Stored data:
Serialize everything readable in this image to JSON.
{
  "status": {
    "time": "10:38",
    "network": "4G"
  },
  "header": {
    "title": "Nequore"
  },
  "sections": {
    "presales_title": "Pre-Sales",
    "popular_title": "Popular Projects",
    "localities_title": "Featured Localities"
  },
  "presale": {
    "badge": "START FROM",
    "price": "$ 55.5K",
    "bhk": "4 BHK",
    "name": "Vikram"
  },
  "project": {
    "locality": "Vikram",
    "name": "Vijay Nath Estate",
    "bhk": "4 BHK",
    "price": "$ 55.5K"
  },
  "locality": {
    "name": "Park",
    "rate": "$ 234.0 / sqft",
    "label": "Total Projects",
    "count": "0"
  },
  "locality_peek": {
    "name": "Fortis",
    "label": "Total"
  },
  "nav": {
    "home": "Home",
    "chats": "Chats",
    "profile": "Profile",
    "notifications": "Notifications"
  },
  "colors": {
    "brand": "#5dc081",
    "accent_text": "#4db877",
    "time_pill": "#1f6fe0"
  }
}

TASK GOAL:
Collect every line above that contains the word "name".

RESULT OF THIS TASK:
    "name": "Vikram"
    "name": "Vijay Nath Estate",
    "name": "Park",
    "name": "Fortis",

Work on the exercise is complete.